**Task statement**. Give back, unchanged, each line from the one containing "Enumerate this screenshot's text" through the last line of the entries below.

====== Provided material ======

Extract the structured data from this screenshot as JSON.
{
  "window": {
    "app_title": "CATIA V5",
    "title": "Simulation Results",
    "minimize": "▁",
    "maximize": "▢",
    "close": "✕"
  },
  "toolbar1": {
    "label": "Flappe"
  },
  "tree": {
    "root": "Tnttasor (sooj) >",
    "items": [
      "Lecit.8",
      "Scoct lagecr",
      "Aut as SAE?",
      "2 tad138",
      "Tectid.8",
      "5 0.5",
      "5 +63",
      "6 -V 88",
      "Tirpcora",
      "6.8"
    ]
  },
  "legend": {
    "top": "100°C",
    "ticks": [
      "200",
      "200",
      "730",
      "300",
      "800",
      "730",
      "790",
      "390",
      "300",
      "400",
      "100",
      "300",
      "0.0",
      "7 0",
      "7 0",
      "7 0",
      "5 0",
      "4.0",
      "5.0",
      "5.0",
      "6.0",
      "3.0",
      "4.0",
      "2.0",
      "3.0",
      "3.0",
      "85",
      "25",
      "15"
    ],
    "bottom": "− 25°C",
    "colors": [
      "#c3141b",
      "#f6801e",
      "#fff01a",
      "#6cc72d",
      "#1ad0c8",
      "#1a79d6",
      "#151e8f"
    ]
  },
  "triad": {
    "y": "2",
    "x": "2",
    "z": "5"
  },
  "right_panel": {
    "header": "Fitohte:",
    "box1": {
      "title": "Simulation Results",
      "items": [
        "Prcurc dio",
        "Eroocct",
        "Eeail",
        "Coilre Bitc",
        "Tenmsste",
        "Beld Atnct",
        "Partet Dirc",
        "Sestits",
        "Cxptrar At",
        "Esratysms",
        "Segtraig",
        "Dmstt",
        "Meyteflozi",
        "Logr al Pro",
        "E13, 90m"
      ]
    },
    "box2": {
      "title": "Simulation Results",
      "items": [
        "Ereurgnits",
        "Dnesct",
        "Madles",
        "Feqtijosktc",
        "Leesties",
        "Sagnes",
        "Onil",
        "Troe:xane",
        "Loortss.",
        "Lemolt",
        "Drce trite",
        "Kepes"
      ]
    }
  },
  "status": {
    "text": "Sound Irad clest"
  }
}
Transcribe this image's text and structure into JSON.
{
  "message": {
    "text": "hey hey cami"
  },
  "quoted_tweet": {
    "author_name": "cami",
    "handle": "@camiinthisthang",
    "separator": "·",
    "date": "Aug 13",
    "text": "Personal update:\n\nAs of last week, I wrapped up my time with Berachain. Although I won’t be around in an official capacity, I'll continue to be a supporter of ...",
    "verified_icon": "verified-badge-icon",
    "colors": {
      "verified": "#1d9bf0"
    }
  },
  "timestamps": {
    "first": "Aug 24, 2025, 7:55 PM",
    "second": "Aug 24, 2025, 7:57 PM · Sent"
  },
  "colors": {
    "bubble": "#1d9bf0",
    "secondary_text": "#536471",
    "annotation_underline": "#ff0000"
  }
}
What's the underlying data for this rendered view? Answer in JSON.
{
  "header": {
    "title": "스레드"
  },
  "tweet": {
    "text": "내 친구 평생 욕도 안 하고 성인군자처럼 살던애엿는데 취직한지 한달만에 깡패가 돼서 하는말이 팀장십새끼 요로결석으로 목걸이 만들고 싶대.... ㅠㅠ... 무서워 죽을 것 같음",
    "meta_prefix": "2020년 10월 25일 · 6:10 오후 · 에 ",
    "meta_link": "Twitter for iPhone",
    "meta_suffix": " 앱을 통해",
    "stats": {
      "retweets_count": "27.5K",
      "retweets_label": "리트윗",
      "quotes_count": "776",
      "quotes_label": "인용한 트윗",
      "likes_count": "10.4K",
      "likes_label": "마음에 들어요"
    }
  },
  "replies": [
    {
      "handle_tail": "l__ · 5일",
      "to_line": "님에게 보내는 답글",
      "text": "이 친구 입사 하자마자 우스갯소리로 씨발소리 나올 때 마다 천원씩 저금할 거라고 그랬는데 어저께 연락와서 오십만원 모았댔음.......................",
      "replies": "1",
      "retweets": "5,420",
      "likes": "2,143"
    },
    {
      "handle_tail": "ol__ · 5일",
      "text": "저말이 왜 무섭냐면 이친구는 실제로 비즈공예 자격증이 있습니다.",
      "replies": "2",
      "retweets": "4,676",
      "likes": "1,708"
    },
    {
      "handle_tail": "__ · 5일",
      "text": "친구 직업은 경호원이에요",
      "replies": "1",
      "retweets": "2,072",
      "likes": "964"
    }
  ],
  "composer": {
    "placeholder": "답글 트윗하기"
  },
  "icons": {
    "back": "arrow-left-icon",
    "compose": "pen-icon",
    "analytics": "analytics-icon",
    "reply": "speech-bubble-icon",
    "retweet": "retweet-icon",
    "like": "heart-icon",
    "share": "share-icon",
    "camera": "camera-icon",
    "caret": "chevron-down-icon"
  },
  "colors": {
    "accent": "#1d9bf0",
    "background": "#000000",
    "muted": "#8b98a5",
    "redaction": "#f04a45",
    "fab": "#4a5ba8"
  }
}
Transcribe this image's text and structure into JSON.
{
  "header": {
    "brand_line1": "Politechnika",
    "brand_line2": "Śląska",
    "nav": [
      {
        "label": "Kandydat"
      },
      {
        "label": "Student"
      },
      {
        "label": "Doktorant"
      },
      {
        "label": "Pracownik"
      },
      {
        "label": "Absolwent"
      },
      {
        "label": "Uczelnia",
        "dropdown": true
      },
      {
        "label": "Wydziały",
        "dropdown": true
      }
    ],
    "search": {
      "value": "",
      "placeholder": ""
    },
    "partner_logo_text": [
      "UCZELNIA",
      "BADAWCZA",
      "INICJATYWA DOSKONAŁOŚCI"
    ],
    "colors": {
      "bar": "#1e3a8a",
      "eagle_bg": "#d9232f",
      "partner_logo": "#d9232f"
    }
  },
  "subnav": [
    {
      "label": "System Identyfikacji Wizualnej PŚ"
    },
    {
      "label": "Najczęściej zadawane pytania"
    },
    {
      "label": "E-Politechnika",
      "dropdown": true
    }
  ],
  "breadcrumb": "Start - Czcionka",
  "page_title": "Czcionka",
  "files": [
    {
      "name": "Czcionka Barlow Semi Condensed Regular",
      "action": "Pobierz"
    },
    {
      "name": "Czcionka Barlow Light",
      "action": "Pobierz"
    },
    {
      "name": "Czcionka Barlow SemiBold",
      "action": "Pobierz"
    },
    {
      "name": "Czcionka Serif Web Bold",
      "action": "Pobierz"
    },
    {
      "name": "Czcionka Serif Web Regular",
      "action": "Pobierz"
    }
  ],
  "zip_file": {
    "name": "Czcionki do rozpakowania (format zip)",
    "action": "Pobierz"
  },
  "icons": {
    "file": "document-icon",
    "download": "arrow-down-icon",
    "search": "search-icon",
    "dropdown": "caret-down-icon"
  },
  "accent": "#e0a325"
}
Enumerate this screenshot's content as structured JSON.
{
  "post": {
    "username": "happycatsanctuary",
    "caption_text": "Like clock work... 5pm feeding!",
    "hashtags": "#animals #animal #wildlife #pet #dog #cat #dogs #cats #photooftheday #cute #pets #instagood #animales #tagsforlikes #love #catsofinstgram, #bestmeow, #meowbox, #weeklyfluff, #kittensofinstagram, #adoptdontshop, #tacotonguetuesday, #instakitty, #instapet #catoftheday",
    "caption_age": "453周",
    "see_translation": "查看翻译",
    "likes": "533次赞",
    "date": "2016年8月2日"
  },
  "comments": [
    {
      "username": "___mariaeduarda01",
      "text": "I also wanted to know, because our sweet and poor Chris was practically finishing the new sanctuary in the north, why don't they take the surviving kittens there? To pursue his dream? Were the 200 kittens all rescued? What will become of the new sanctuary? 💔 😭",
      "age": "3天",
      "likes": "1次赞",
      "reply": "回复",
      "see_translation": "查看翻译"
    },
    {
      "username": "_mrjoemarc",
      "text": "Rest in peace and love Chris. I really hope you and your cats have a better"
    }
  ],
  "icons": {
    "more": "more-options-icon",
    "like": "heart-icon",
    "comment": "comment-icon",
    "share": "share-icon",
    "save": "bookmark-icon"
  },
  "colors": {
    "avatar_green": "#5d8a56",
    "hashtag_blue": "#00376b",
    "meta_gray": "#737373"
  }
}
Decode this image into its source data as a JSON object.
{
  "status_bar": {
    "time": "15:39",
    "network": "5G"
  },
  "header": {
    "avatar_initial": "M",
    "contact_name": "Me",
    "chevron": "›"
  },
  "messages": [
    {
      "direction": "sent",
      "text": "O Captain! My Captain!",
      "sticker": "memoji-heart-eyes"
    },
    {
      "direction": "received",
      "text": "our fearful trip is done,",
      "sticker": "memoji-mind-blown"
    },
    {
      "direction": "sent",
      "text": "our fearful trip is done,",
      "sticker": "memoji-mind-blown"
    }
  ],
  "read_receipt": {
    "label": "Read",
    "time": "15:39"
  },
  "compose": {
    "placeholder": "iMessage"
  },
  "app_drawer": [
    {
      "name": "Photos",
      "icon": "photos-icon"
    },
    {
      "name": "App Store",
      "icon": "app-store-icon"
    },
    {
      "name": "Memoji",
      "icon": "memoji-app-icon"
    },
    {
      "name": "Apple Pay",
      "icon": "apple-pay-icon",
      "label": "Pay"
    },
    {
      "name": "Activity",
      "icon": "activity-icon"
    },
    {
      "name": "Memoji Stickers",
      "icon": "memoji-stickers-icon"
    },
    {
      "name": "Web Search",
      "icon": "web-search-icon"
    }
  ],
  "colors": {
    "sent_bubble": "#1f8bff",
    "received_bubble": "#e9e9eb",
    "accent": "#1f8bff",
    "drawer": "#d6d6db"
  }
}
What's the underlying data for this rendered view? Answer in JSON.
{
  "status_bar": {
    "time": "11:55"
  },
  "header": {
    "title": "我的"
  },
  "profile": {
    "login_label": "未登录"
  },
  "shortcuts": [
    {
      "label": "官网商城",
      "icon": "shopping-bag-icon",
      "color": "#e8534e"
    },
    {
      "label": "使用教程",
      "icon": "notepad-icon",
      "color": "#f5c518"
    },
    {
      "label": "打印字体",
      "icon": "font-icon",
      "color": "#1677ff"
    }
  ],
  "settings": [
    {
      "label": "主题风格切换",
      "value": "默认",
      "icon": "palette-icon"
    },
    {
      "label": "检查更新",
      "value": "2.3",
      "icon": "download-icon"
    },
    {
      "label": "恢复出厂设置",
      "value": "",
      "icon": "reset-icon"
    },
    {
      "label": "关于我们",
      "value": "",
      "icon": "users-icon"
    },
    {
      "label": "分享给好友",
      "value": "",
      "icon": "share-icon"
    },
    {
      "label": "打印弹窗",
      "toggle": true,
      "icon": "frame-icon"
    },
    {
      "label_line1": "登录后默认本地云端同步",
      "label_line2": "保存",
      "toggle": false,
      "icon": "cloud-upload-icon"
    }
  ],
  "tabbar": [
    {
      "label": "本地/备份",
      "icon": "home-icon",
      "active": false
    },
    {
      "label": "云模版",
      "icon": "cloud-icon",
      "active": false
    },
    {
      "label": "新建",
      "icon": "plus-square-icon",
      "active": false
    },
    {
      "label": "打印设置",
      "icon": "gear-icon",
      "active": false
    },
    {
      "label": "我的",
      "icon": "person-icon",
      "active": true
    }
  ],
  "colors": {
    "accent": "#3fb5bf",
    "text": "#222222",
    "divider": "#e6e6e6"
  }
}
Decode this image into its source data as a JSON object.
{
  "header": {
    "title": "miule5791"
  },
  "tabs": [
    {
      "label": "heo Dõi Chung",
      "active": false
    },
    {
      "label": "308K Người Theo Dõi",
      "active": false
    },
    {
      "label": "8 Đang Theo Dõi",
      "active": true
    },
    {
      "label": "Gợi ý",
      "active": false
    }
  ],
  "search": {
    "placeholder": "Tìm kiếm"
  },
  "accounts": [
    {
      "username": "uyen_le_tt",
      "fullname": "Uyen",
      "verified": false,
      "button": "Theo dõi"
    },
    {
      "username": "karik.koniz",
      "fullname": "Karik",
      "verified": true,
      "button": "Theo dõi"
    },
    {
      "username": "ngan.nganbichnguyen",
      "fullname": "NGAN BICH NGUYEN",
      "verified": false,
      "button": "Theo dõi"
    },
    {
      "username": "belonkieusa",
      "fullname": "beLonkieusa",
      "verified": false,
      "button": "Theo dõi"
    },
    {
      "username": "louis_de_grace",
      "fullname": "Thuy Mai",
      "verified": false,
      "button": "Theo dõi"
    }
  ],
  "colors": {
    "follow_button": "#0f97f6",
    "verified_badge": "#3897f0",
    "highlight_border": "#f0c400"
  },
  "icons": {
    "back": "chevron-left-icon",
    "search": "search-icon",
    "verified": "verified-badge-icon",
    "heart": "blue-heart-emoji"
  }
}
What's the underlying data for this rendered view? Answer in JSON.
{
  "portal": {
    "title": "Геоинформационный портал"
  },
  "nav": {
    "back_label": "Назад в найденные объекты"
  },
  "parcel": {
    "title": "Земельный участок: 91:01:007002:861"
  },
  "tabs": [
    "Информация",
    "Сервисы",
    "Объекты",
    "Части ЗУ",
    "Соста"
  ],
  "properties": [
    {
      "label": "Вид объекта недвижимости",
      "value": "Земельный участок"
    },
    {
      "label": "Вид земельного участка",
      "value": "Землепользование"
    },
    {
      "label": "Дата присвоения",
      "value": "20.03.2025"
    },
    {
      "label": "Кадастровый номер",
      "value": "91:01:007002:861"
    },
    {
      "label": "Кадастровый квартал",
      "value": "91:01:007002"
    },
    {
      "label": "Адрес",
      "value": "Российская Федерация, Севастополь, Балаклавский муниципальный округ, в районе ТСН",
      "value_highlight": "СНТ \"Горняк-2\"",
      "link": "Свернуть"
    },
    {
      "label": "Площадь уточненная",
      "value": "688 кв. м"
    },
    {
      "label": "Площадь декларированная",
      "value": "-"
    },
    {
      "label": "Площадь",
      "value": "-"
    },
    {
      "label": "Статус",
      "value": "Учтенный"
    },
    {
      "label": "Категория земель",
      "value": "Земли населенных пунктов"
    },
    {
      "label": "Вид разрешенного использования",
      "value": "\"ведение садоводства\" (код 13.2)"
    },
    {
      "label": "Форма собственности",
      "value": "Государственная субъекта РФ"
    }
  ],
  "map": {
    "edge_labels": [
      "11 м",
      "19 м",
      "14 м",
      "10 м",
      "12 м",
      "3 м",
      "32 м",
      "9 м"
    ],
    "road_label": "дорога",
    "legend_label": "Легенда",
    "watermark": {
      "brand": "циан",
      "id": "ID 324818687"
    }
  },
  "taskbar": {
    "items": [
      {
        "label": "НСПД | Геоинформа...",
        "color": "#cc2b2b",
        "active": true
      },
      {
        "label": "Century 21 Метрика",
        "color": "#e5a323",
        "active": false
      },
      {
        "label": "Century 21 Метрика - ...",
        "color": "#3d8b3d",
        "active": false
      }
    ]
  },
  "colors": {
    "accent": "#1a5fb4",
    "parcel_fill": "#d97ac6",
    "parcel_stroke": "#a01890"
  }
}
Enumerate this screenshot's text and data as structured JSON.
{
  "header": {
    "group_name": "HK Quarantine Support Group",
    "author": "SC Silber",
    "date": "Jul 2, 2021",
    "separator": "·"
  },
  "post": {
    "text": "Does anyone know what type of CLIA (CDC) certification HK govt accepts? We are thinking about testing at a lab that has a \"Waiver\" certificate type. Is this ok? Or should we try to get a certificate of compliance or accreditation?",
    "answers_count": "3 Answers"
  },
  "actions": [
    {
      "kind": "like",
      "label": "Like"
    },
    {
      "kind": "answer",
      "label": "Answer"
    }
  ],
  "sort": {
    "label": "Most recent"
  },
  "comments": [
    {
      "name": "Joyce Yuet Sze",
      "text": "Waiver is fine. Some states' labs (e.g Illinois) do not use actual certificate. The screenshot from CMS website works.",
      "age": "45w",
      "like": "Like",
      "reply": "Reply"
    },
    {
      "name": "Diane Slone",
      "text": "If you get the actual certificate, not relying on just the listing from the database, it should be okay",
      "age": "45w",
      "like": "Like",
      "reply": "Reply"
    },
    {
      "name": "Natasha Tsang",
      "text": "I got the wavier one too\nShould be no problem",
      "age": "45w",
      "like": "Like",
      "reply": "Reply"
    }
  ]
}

======

**Answer below**.
Enumerate this screenshot's text and data as structured JSON.
{
  "header": {
    "group_name": "HK Quarantine Support Group",
    "author": "SC Silber",
    "date": "Jul 2, 2021",
    "separator": "·"
  },
  "post": {
    "text": "Does anyone know what type of CLIA (CDC) certification HK govt accepts? We are thinking about testing at a lab that has a \"Waiver\" certificate type. Is this ok? Or should we try to get a certificate of compliance or accreditation?",
    "answers_count": "3 Answers"
  },
  "actions": [
    {
      "kind": "like",
      "label": "Like"
    },
    {
      "kind": "answer",
      "label": "Answer"
    }
  ],
  "sort": {
    "label": "Most recent"
  },
  "comments": [
    {
      "name": "Joyce Yuet Sze",
      "text": "Waiver is fine. Some states' labs (e.g Illinois) do not use actual certificate. The screenshot from CMS website works.",
      "age": "45w",
      "like": "Like",
      "reply": "Reply"
    },
    {
      "name": "Diane Slone",
      "text": "If you get the actual certificate, not relying on just the listing from the database, it should be okay",
      "age": "45w",
      "like": "Like",
      "reply": "Reply"
    },
    {
      "name": "Natasha Tsang",
      "text": "I got the wavier one too\nShould be no problem",
      "age": "45w",
      "like": "Like",
      "reply": "Reply"
    }
  ]
}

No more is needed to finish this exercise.